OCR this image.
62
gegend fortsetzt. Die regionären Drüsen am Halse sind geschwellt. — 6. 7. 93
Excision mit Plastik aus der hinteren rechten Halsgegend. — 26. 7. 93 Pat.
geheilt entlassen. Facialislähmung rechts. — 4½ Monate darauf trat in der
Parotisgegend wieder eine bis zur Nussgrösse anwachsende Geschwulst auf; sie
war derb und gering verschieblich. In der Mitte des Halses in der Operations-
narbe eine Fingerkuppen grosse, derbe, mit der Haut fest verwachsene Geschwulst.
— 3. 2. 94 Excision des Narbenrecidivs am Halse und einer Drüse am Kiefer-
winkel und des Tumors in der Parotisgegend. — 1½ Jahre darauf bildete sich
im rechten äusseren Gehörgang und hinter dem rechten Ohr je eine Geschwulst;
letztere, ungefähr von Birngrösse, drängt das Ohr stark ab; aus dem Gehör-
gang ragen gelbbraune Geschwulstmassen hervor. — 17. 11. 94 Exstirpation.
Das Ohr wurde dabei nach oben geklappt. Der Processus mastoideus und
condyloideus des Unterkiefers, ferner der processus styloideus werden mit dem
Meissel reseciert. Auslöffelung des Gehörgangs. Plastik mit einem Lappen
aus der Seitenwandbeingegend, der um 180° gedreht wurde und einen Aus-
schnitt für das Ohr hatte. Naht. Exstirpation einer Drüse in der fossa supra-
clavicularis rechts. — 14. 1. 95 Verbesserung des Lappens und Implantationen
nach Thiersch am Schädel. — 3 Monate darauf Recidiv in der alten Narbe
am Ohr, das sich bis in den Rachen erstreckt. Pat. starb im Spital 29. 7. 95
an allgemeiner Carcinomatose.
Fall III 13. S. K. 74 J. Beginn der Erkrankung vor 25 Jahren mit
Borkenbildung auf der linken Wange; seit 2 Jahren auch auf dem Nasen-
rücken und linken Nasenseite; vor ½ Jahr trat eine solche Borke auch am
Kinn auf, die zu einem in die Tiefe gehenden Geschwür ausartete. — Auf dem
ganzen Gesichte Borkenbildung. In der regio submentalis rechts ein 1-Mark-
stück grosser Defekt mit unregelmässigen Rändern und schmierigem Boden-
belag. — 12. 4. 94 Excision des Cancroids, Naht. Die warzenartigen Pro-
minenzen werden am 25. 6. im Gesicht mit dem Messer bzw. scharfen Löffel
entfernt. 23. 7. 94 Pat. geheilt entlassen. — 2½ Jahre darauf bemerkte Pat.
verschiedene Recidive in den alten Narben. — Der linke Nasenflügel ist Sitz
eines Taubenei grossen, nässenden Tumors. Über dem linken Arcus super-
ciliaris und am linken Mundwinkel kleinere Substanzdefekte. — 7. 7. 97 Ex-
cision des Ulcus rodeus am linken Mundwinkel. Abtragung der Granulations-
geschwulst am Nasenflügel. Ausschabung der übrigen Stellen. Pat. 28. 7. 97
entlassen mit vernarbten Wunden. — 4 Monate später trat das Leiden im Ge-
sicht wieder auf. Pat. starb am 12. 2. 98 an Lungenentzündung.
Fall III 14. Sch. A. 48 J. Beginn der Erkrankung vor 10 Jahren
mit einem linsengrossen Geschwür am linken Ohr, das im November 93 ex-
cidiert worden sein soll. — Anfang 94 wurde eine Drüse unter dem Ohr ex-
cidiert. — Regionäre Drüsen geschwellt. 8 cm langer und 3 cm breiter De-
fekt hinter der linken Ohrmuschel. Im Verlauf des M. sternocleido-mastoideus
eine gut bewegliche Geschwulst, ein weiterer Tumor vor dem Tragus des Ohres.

◆ **Task requirements**:
Restate the whole listing exactly.

◆ **Solution for this problem**:
OCR this image.
62
gegend fortsetzt. Die regionären Drüsen am Halse sind geschwellt. — 6. 7. 93
Excision mit Plastik aus der hinteren rechten Halsgegend. — 26. 7. 93 Pat.
geheilt entlassen. Facialislähmung rechts. — 4½ Monate darauf trat in der
Parotisgegend wieder eine bis zur Nussgrösse anwachsende Geschwulst auf; sie
war derb und gering verschieblich. In der Mitte des Halses in der Operations-
narbe eine Fingerkuppen grosse, derbe, mit der Haut fest verwachsene Geschwulst.
— 3. 2. 94 Excision des Narbenrecidivs am Halse und einer Drüse am Kiefer-
winkel und des Tumors in der Parotisgegend. — 1½ Jahre darauf bildete sich
im rechten äusseren Gehörgang und hinter dem rechten Ohr je eine Geschwulst;
letztere, ungefähr von Birngrösse, drängt das Ohr stark ab; aus dem Gehör-
gang ragen gelbbraune Geschwulstmassen hervor. — 17. 11. 94 Exstirpation.
Das Ohr wurde dabei nach oben geklappt. Der Processus mastoideus und
condyloideus des Unterkiefers, ferner der processus styloideus werden mit dem
Meissel reseciert. Auslöffelung des Gehörgangs. Plastik mit einem Lappen
aus der Seitenwandbeingegend, der um 180° gedreht wurde und einen Aus-
schnitt für das Ohr hatte. Naht. Exstirpation einer Drüse in der fossa supra-
clavicularis rechts. — 14. 1. 95 Verbesserung des Lappens und Implantationen
nach Thiersch am Schädel. — 3 Monate darauf Recidiv in der alten Narbe
am Ohr, das sich bis in den Rachen erstreckt. Pat. starb im Spital 29. 7. 95
an allgemeiner Carcinomatose.
Fall III 13. S. K. 74 J. Beginn der Erkrankung vor 25 Jahren mit
Borkenbildung auf der linken Wange; seit 2 Jahren auch auf dem Nasen-
rücken und linken Nasenseite; vor ½ Jahr trat eine solche Borke auch am
Kinn auf, die zu einem in die Tiefe gehenden Geschwür ausartete. — Auf dem
ganzen Gesichte Borkenbildung. In der regio submentalis rechts ein 1-Mark-
stück grosser Defekt mit unregelmässigen Rändern und schmierigem Boden-
belag. — 12. 4. 94 Excision des Cancroids, Naht. Die warzenartigen Pro-
minenzen werden am 25. 6. im Gesicht mit dem Messer bzw. scharfen Löffel
entfernt. 23. 7. 94 Pat. geheilt entlassen. — 2½ Jahre darauf bemerkte Pat.
verschiedene Recidive in den alten Narben. — Der linke Nasenflügel ist Sitz
eines Taubenei grossen, nässenden Tumors. Über dem linken Arcus super-
ciliaris und am linken Mundwinkel kleinere Substanzdefekte. — 7. 7. 97 Ex-
cision des Ulcus rodeus am linken Mundwinkel. Abtragung der Granulations-
geschwulst am Nasenflügel. Ausschabung der übrigen Stellen. Pat. 28. 7. 97
entlassen mit vernarbten Wunden. — 4 Monate später trat das Leiden im Ge-
sicht wieder auf. Pat. starb am 12. 2. 98 an Lungenentzündung.
Fall III 14. Sch. A. 48 J. Beginn der Erkrankung vor 10 Jahren
mit einem linsengrossen Geschwür am linken Ohr, das im November 93 ex-
cidiert worden sein soll. — Anfang 94 wurde eine Drüse unter dem Ohr ex-
cidiert. — Regionäre Drüsen geschwellt. 8 cm langer und 3 cm breiter De-
fekt hinter der linken Ohrmuschel. Im Verlauf des M. sternocleido-mastoideus
eine gut bewegliche Geschwulst, ein weiterer Tumor vor dem Tragus des Ohres.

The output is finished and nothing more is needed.